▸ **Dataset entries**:
----------

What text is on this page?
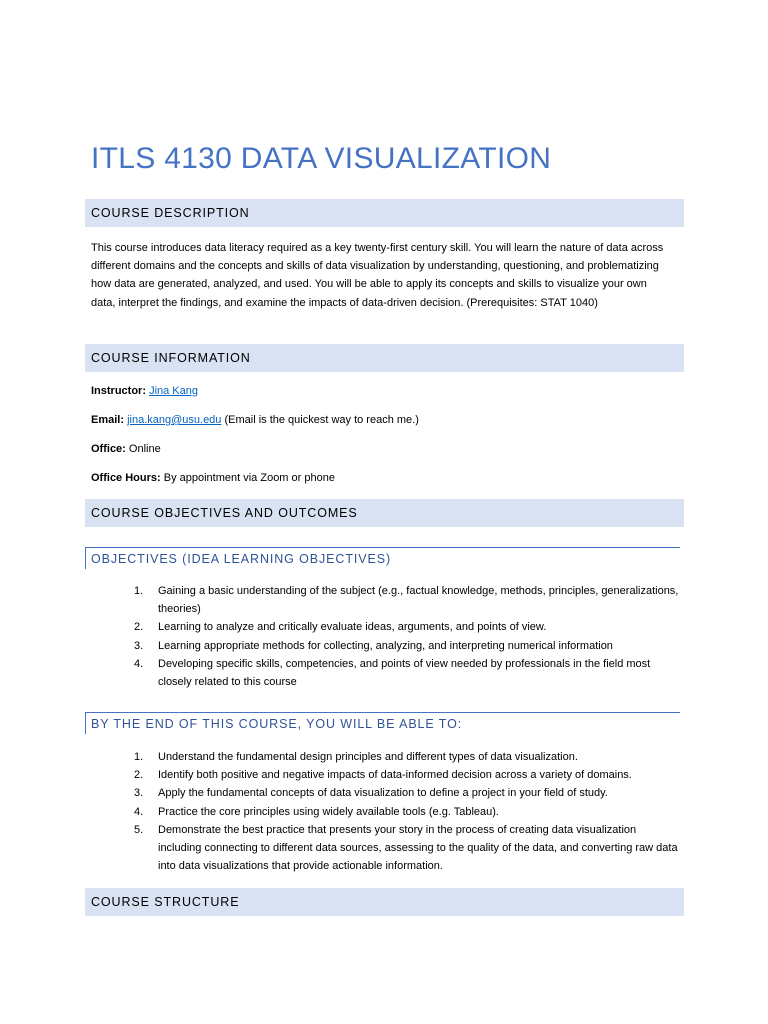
ITLS 4130 DATA VISUALIZATION
COURSE DESCRIPTION
This course introduces data literacy required as a key twenty-first century skill. You will learn the nature of data across different domains and the concepts and skills of data visualization by understanding, questioning, and problematizing how data are generated, analyzed, and used. You will be able to apply its concepts and skills to visualize your own data, interpret the findings, and examine the impacts of data-driven decision. (Prerequisites: STAT 1040)
COURSE INFORMATION
Instructor: Jina Kang
Email: jina.kang@usu.edu (Email is the quickest way to reach me.)
Office: Online
Office Hours: By appointment via Zoom or phone
COURSE OBJECTIVES AND OUTCOMES
OBJECTIVES (IDEA LEARNING OBJECTIVES)
1. Gaining a basic understanding of the subject (e.g., factual knowledge, methods, principles, generalizations, theories)
2. Learning to analyze and critically evaluate ideas, arguments, and points of view.
3. Learning appropriate methods for collecting, analyzing, and interpreting numerical information
4. Developing specific skills, competencies, and points of view needed by professionals in the field most closely related to this course
BY THE END OF THIS COURSE, YOU WILL BE ABLE TO:
1. Understand the fundamental design principles and different types of data visualization.
2. Identify both positive and negative impacts of data-informed decision across a variety of domains.
3. Apply the fundamental concepts of data visualization to define a project in your field of study.
4. Practice the core principles using widely available tools (e.g. Tableau).
5. Demonstrate the best practice that presents your story in the process of creating data visualization including connecting to different data sources, assessing to the quality of the data, and converting raw data into data visualizations that provide actionable information.
COURSE STRUCTURE
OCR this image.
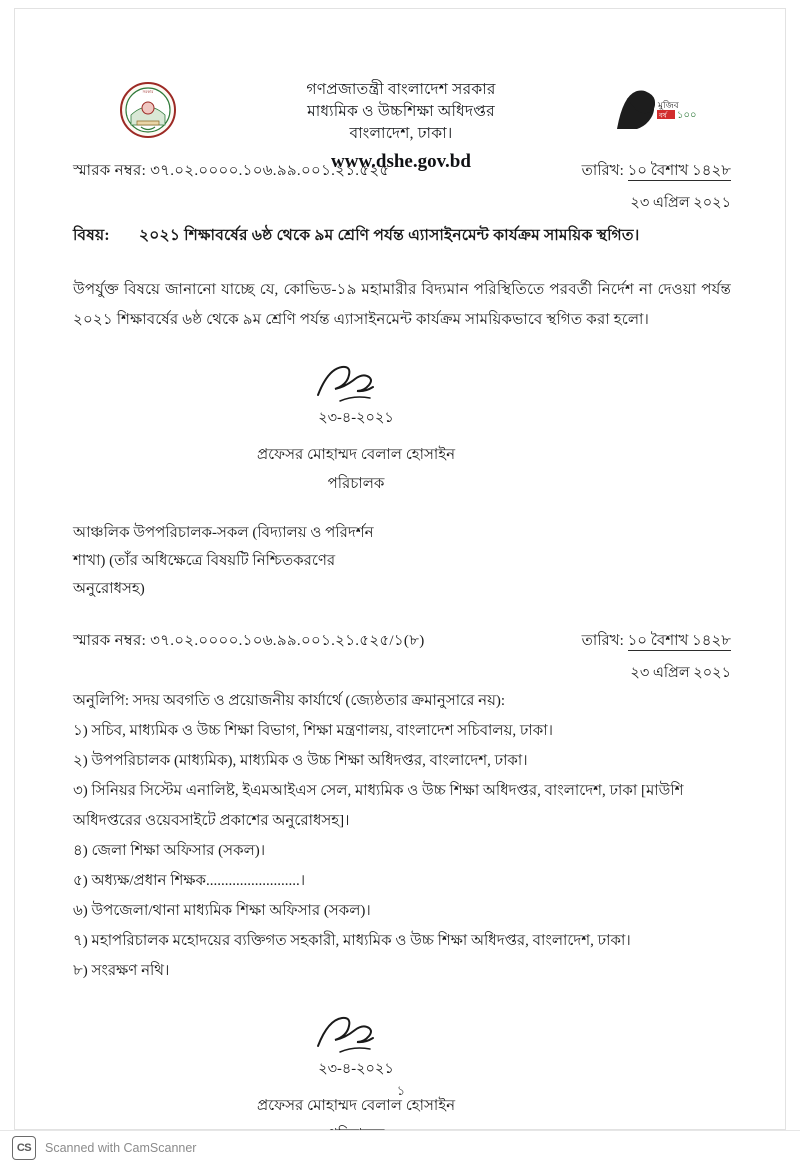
সরকার
মুজিব
বর্ষ ১০০
গণপ্রজাতন্ত্রী বাংলাদেশ সরকার
মাধ্যমিক ও উচ্চশিক্ষা অধিদপ্তর
বাংলাদেশ, ঢাকা।
www.dshe.gov.bd
স্মারক নম্বর: ৩৭.০২.০০০০.১০৬.৯৯.০০১.২১.৫২৫	তারিখ: ১০ বৈশাখ ১৪২৮
২৩ এপ্রিল ২০২১
বিষয়: ২০২১ শিক্ষাবর্ষের ৬ষ্ঠ থেকে ৯ম শ্রেণি পর্যন্ত এ্যাসাইনমেন্ট কার্যক্রম সাময়িক স্থগিত।
উপর্যুক্ত বিষয়ে জানানো যাচ্ছে যে, কোভিড-১৯ মহামারীর বিদ্যমান পরিস্থিতিতে পরবর্তী নির্দেশ না দেওয়া পর্যন্ত ২০২১ শিক্ষাবর্ষের ৬ষ্ঠ থেকে ৯ম শ্রেণি পর্যন্ত এ্যাসাইনমেন্ট কার্যক্রম সাময়িকভাবে স্থগিত করা হলো।
২৩-৪-২০২১
প্রফেসর মোহাম্মদ বেলাল হোসাইন
পরিচালক
আঞ্চলিক উপপরিচালক-সকল (বিদ্যালয় ও পরিদর্শন
শাখা) (তাঁর অধিক্ষেত্রে বিষয়টি নিশ্চিতকরণের
অনুরোধসহ)
স্মারক নম্বর: ৩৭.০২.০০০০.১০৬.৯৯.০০১.২১.৫২৫/১(৮)	তারিখ: ১০ বৈশাখ ১৪২৮
২৩ এপ্রিল ২০২১
অনুলিপি: সদয় অবগতি ও প্রয়োজনীয় কার্যার্থে (জ্যেষ্ঠতার ক্রমানুসারে নয়):
১) সচিব, মাধ্যমিক ও উচ্চ শিক্ষা বিভাগ, শিক্ষা মন্ত্রণালয়, বাংলাদেশ সচিবালয়, ঢাকা।
২) উপপরিচালক (মাধ্যমিক), মাধ্যমিক ও উচ্চ শিক্ষা অধিদপ্তর, বাংলাদেশ, ঢাকা।
৩) সিনিয়র সিস্টেম এনালিষ্ট, ইএমআইএস সেল, মাধ্যমিক ও উচ্চ শিক্ষা অধিদপ্তর, বাংলাদেশ, ঢাকা [মাউশি
অধিদপ্তরের ওয়েবসাইটে প্রকাশের অনুরোধসহ]।
৪) জেলা শিক্ষা অফিসার (সকল)।
৫) অধ্যক্ষ/প্রধান শিক্ষক.........................।
৬) উপজেলা/থানা মাধ্যমিক শিক্ষা অফিসার (সকল)।
৭) মহাপরিচালক মহোদয়ের ব্যক্তিগত সহকারী, মাধ্যমিক ও উচ্চ শিক্ষা অধিদপ্তর, বাংলাদেশ, ঢাকা।
৮) সংরক্ষণ নথি।
২৩-৪-২০২১
প্রফেসর মোহাম্মদ বেলাল হোসাইন
১
CS	Scanned with CamScanner
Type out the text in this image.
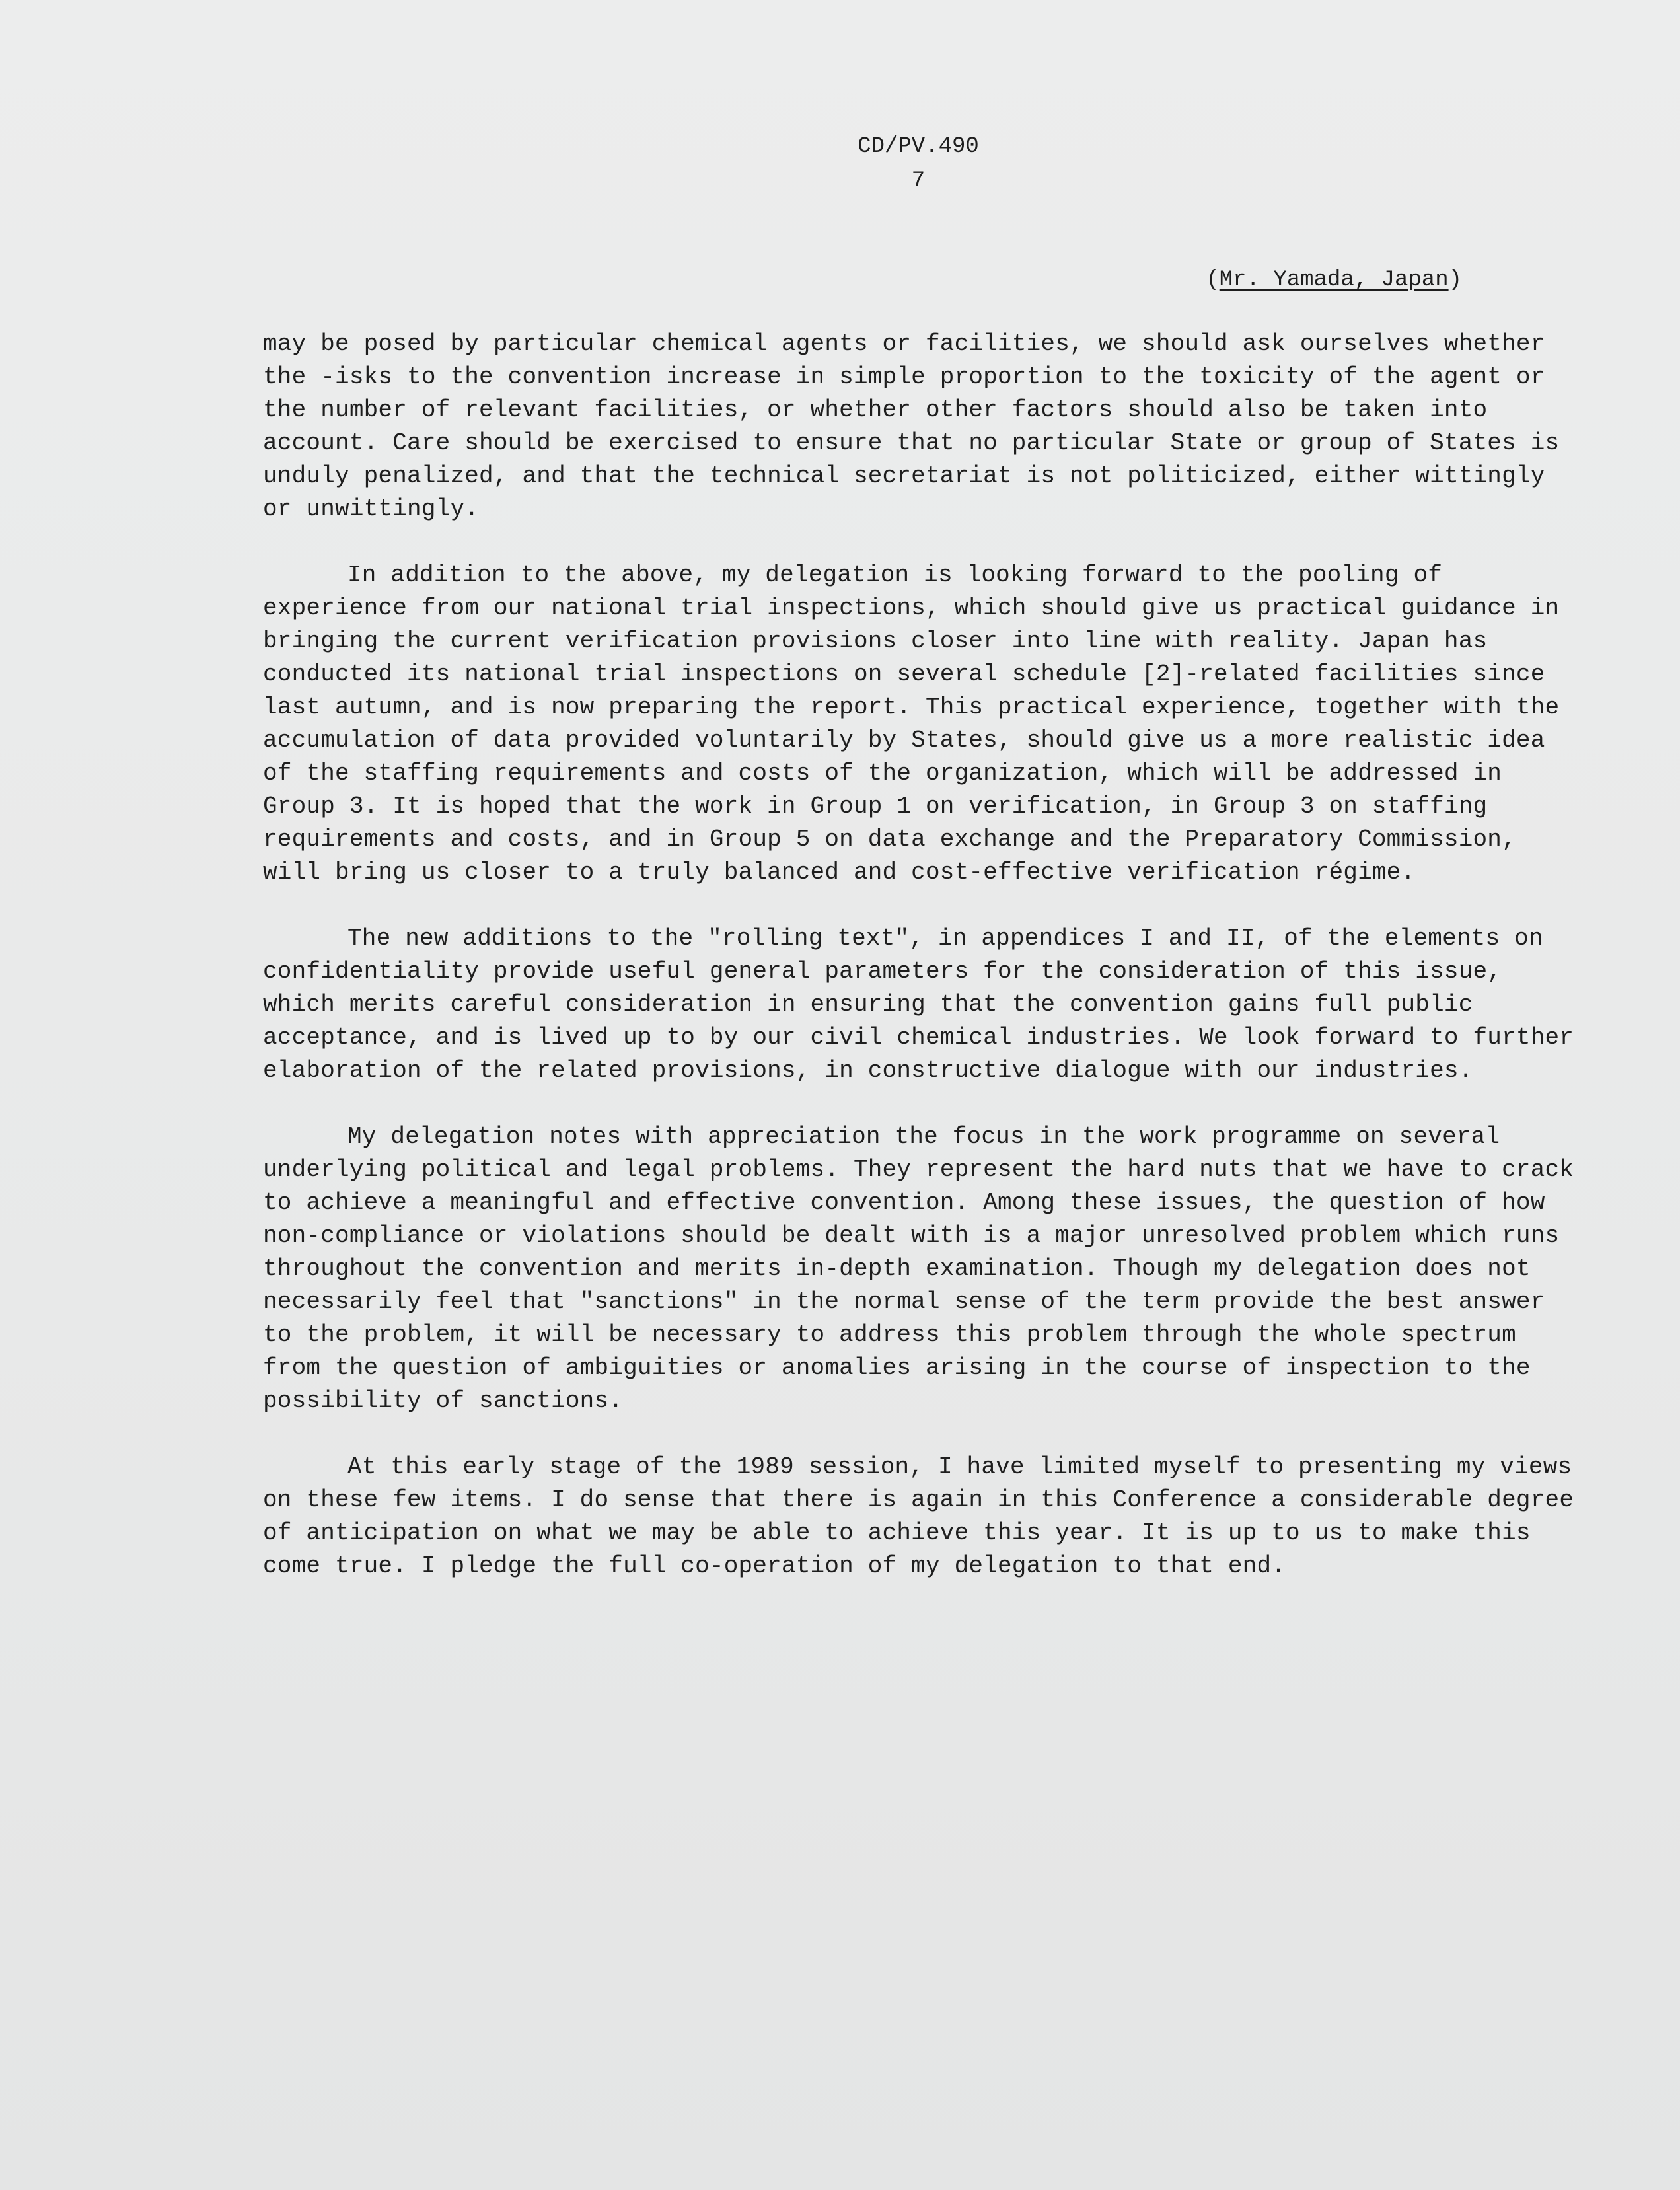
CD/PV.490
7
(Mr. Yamada, Japan)

may be posed by particular chemical agents or facilities, we should ask ourselves whether the -isks to the convention increase in simple proportion to the toxicity of the agent or the number of relevant facilities, or whether other factors should also be taken into account. Care should be exercised to ensure that no particular State or group of States is unduly penalized, and that the technical secretariat is not politicized, either wittingly or unwittingly.

In addition to the above, my delegation is looking forward to the pooling of experience from our national trial inspections, which should give us practical guidance in bringing the current verification provisions closer into line with reality. Japan has conducted its national trial inspections on several schedule [2]-related facilities since last autumn, and is now preparing the report. This practical experience, together with the accumulation of data provided voluntarily by States, should give us a more realistic idea of the staffing requirements and costs of the organization, which will be addressed in Group 3. It is hoped that the work in Group 1 on verification, in Group 3 on staffing requirements and costs, and in Group 5 on data exchange and the Preparatory Commission, will bring us closer to a truly balanced and cost-effective verification régime.

The new additions to the "rolling text", in appendices I and II, of the elements on confidentiality provide useful general parameters for the consideration of this issue, which merits careful consideration in ensuring that the convention gains full public acceptance, and is lived up to by our civil chemical industries. We look forward to further elaboration of the related provisions, in constructive dialogue with our industries.

My delegation notes with appreciation the focus in the work programme on several underlying political and legal problems. They represent the hard nuts that we have to crack to achieve a meaningful and effective convention. Among these issues, the question of how non-compliance or violations should be dealt with is a major unresolved problem which runs throughout the convention and merits in-depth examination. Though my delegation does not necessarily feel that "sanctions" in the normal sense of the term provide the best answer to the problem, it will be necessary to address this problem through the whole spectrum from the question of ambiguities or anomalies arising in the course of inspection to the possibility of sanctions.

At this early stage of the 1989 session, I have limited myself to presenting my views on these few items. I do sense that there is again in this Conference a considerable degree of anticipation on what we may be able to achieve this year. It is up to us to make this come true. I pledge the full co-operation of my delegation to that end.
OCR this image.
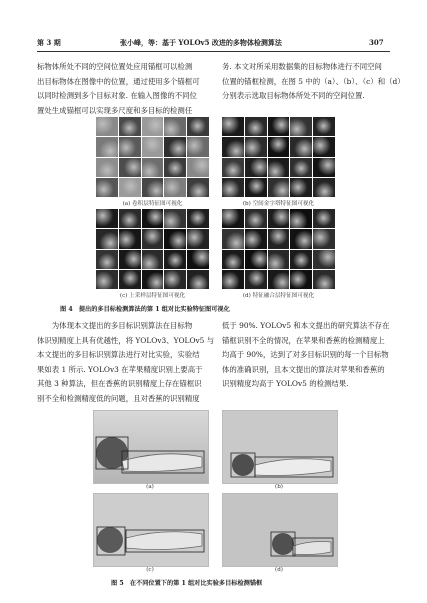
第 3 期	张小峰，等：基于 YOLOv5 改进的多物体检测算法	307
标物体所处不同的空间位置处应用锚框可以检测
出目标物体在图像中的位置，通过使用多个锚框可
以同时检测到多个目标对象. 在输入图像的不同位
置处生成锚框可以实现多尺度和多目标的检测任
务. 本文对所采用数据集的目标物体进行不同空间
位置的锚框检测，在图 5 中的（a）、（b）、（c）和（d）
分别表示选取目标物体所处不同的空间位置.
(a) 卷积层特征图可视化	(b) 空间金字塔特征图可视化
(c) 上采样层特征图可视化	(d) 特征融合层特征图可视化
图 4　提出的多目标检测算法的第 1 组对比实验特征图可视化
　　为体现本文提出的多目标识别算法在目标物
体识别精度上具有优越性，将 YOLOv3、YOLOv5 与
本文提出的多目标识别算法进行对比实验，实验结
果如表 1 所示. YOLOv3 在苹果精度识别上要高于
其他 3 种算法，但在香蕉的识别精度上存在锚框识
别不全和检测精度低的问题，且对香蕉的识别精度
低于 90%. YOLOv5 和本文提出的研究算法不存在
锚框识别不全的情况，在苹果和香蕉的检测精度上
均高于 90%，达到了对多目标识别的每一个目标物
体的准确识别，且本文提出的算法对苹果和香蕉的
识别精度均高于 YOLOv5 的检测结果.
(a)	(b)
(c)	(d)
图 5　在不同位置下的第 1 组对比实验多目标检测锚框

----------

▸ **DIRECTIONS FOR THIS TASK**:
Search the listing for the word "principles" and return each line that holds it.

▸ **WRITTEN RESPONSE**:
1. Gaining a basic understanding of the subject (e.g., factual knowledge, methods, principles, generalizations, theories)
1. Understand the fundamental design principles and different types of data visualization.
4. Practice the core principles using widely available tools (e.g. Tableau).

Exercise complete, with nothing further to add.